What to work on >>
In full and without alteration, give the listing again.

=== Materials provided ===

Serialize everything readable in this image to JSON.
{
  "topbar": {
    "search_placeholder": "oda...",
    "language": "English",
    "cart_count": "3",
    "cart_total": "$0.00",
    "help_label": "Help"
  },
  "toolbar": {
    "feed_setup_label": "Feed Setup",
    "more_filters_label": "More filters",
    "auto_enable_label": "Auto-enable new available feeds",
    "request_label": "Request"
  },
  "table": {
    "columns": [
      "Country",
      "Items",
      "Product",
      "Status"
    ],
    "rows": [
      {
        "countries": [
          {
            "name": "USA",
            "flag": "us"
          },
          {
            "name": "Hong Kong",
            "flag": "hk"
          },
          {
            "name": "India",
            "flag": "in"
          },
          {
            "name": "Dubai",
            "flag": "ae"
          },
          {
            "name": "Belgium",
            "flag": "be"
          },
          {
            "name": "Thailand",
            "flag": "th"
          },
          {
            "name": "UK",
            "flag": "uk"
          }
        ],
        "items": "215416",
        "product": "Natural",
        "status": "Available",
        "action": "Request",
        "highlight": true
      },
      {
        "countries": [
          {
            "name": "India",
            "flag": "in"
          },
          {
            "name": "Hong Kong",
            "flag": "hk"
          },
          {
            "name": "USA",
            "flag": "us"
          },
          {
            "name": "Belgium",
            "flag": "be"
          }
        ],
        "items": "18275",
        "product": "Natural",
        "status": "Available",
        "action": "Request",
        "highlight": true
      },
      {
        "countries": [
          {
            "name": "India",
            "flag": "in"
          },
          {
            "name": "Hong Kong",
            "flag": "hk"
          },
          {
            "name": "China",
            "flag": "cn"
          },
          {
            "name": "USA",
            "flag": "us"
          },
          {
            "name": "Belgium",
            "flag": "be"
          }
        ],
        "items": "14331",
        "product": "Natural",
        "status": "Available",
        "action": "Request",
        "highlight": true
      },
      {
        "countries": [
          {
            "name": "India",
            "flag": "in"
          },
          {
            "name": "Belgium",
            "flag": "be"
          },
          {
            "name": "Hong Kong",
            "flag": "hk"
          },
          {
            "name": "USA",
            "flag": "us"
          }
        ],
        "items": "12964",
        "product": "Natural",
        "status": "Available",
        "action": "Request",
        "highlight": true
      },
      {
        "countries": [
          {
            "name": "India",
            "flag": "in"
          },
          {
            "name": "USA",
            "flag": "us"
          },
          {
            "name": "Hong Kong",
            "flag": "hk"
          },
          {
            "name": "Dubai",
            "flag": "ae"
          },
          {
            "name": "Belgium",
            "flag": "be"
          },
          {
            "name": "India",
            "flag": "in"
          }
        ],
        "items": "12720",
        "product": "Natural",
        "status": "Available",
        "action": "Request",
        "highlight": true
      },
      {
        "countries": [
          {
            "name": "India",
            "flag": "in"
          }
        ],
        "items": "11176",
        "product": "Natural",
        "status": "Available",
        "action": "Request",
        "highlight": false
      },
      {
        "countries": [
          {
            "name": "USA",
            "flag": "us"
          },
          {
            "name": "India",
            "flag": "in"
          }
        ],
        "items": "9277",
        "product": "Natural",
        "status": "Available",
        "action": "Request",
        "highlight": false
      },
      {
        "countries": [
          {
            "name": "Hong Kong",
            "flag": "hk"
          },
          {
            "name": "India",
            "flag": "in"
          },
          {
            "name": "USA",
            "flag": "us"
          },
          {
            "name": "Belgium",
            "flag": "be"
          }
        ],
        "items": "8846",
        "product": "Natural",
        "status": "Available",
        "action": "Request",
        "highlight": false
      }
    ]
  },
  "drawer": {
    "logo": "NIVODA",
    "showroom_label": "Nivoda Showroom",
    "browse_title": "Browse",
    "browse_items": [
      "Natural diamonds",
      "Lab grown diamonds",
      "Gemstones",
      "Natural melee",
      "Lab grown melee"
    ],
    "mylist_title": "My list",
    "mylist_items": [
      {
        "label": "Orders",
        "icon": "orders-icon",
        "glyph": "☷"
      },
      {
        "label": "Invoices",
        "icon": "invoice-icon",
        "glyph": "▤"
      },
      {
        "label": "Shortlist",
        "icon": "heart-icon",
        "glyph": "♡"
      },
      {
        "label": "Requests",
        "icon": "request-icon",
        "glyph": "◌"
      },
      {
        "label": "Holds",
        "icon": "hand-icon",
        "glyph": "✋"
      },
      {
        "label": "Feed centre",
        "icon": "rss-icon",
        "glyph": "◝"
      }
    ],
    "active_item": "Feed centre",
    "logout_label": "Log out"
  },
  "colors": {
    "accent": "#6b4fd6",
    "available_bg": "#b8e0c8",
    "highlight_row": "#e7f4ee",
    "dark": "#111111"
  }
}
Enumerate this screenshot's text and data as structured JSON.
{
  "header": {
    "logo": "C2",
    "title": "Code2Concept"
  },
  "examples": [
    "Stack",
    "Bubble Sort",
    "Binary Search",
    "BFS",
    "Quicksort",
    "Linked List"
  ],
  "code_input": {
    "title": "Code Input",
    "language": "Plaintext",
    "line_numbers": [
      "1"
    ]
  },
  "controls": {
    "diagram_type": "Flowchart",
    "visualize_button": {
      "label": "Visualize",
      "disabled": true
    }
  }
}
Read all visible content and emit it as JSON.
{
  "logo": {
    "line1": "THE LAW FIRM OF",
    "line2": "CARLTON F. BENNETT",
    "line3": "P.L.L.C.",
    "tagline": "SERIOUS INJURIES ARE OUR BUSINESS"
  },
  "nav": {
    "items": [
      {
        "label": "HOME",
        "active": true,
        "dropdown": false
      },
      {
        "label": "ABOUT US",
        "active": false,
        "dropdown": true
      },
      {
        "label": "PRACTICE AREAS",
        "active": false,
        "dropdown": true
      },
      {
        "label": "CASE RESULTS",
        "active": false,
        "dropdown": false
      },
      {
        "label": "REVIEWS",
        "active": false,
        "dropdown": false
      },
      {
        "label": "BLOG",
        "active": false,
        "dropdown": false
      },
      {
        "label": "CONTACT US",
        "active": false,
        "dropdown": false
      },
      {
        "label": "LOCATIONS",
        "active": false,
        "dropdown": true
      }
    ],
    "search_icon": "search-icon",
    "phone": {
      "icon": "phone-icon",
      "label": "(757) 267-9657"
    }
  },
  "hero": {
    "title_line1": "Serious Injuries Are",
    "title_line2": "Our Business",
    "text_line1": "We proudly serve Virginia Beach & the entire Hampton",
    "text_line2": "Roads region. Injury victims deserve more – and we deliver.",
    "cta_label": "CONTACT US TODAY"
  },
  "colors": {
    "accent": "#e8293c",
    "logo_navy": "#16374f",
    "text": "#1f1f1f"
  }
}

===

Result of this exercise >>
Serialize everything readable in this image to JSON.
{
  "topbar": {
    "search_placeholder": "oda...",
    "language": "English",
    "cart_count": "3",
    "cart_total": "$0.00",
    "help_label": "Help"
  },
  "toolbar": {
    "feed_setup_label": "Feed Setup",
    "more_filters_label": "More filters",
    "auto_enable_label": "Auto-enable new available feeds",
    "request_label": "Request"
  },
  "table": {
    "columns": [
      "Country",
      "Items",
      "Product",
      "Status"
    ],
    "rows": [
      {
        "countries": [
          {
            "name": "USA",
            "flag": "us"
          },
          {
            "name": "Hong Kong",
            "flag": "hk"
          },
          {
            "name": "India",
            "flag": "in"
          },
          {
            "name": "Dubai",
            "flag": "ae"
          },
          {
            "name": "Belgium",
            "flag": "be"
          },
          {
            "name": "Thailand",
            "flag": "th"
          },
          {
            "name": "UK",
            "flag": "uk"
          }
        ],
        "items": "215416",
        "product": "Natural",
        "status": "Available",
        "action": "Request",
        "highlight": true
      },
      {
        "countries": [
          {
            "name": "India",
            "flag": "in"
          },
          {
            "name": "Hong Kong",
            "flag": "hk"
          },
          {
            "name": "USA",
            "flag": "us"
          },
          {
            "name": "Belgium",
            "flag": "be"
          }
        ],
        "items": "18275",
        "product": "Natural",
        "status": "Available",
        "action": "Request",
        "highlight": true
      },
      {
        "countries": [
          {
            "name": "India",
            "flag": "in"
          },
          {
            "name": "Hong Kong",
            "flag": "hk"
          },
          {
            "name": "China",
            "flag": "cn"
          },
          {
            "name": "USA",
            "flag": "us"
          },
          {
            "name": "Belgium",
            "flag": "be"
          }
        ],
        "items": "14331",
        "product": "Natural",
        "status": "Available",
        "action": "Request",
        "highlight": true
      },
      {
        "countries": [
          {
            "name": "India",
            "flag": "in"
          },
          {
            "name": "Belgium",
            "flag": "be"
          },
          {
            "name": "Hong Kong",
            "flag": "hk"
          },
          {
            "name": "USA",
            "flag": "us"
          }
        ],
        "items": "12964",
        "product": "Natural",
        "status": "Available",
        "action": "Request",
        "highlight": true
      },
      {
        "countries": [
          {
            "name": "India",
            "flag": "in"
          },
          {
            "name": "USA",
            "flag": "us"
          },
          {
            "name": "Hong Kong",
            "flag": "hk"
          },
          {
            "name": "Dubai",
            "flag": "ae"
          },
          {
            "name": "Belgium",
            "flag": "be"
          },
          {
            "name": "India",
            "flag": "in"
          }
        ],
        "items": "12720",
        "product": "Natural",
        "status": "Available",
        "action": "Request",
        "highlight": true
      },
      {
        "countries": [
          {
            "name": "India",
            "flag": "in"
          }
        ],
        "items": "11176",
        "product": "Natural",
        "status": "Available",
        "action": "Request",
        "highlight": false
      },
      {
        "countries": [
          {
            "name": "USA",
            "flag": "us"
          },
          {
            "name": "India",
            "flag": "in"
          }
        ],
        "items": "9277",
        "product": "Natural",
        "status": "Available",
        "action": "Request",
        "highlight": false
      },
      {
        "countries": [
          {
            "name": "Hong Kong",
            "flag": "hk"
          },
          {
            "name": "India",
            "flag": "in"
          },
          {
            "name": "USA",
            "flag": "us"
          },
          {
            "name": "Belgium",
            "flag": "be"
          }
        ],
        "items": "8846",
        "product": "Natural",
        "status": "Available",
        "action": "Request",
        "highlight": false
      }
    ]
  },
  "drawer": {
    "logo": "NIVODA",
    "showroom_label": "Nivoda Showroom",
    "browse_title": "Browse",
    "browse_items": [
      "Natural diamonds",
      "Lab grown diamonds",
      "Gemstones",
      "Natural melee",
      "Lab grown melee"
    ],
    "mylist_title": "My list",
    "mylist_items": [
      {
        "label": "Orders",
        "icon": "orders-icon",
        "glyph": "☷"
      },
      {
        "label": "Invoices",
        "icon": "invoice-icon",
        "glyph": "▤"
      },
      {
        "label": "Shortlist",
        "icon": "heart-icon",
        "glyph": "♡"
      },
      {
        "label": "Requests",
        "icon": "request-icon",
        "glyph": "◌"
      },
      {
        "label": "Holds",
        "icon": "hand-icon",
        "glyph": "✋"
      },
      {
        "label": "Feed centre",
        "icon": "rss-icon",
        "glyph": "◝"
      }
    ],
    "active_item": "Feed centre",
    "logout_label": "Log out"
  },
  "colors": {
    "accent": "#6b4fd6",
    "available_bg": "#b8e0c8",
    "highlight_row": "#e7f4ee",
    "dark": "#111111"
  }
}
Enumerate this screenshot's text and data as structured JSON.
{
  "header": {
    "logo": "C2",
    "title": "Code2Concept"
  },
  "examples": [
    "Stack",
    "Bubble Sort",
    "Binary Search",
    "BFS",
    "Quicksort",
    "Linked List"
  ],
  "code_input": {
    "title": "Code Input",
    "language": "Plaintext",
    "line_numbers": [
      "1"
    ]
  },
  "controls": {
    "diagram_type": "Flowchart",
    "visualize_button": {
      "label": "Visualize",
      "disabled": true
    }
  }
}
Read all visible content and emit it as JSON.
{
  "logo": {
    "line1": "THE LAW FIRM OF",
    "line2": "CARLTON F. BENNETT",
    "line3": "P.L.L.C.",
    "tagline": "SERIOUS INJURIES ARE OUR BUSINESS"
  },
  "nav": {
    "items": [
      {
        "label": "HOME",
        "active": true,
        "dropdown": false
      },
      {
        "label": "ABOUT US",
        "active": false,
        "dropdown": true
      },
      {
        "label": "PRACTICE AREAS",
        "active": false,
        "dropdown": true
      },
      {
        "label": "CASE RESULTS",
        "active": false,
        "dropdown": false
      },
      {
        "label": "REVIEWS",
        "active": false,
        "dropdown": false
      },
      {
        "label": "BLOG",
        "active": false,
        "dropdown": false
      },
      {
        "label": "CONTACT US",
        "active": false,
        "dropdown": false
      },
      {
        "label": "LOCATIONS",
        "active": false,
        "dropdown": true
      }
    ],
    "search_icon": "search-icon",
    "phone": {
      "icon": "phone-icon",
      "label": "(757) 267-9657"
    }
  },
  "hero": {
    "title_line1": "Serious Injuries Are",
    "title_line2": "Our Business",
    "text_line1": "We proudly serve Virginia Beach & the entire Hampton",
    "text_line2": "Roads region. Injury victims deserve more – and we deliver.",
    "cta_label": "CONTACT US TODAY"
  },
  "colors": {
    "accent": "#e8293c",
    "logo_navy": "#16374f",
    "text": "#1f1f1f"
  }
}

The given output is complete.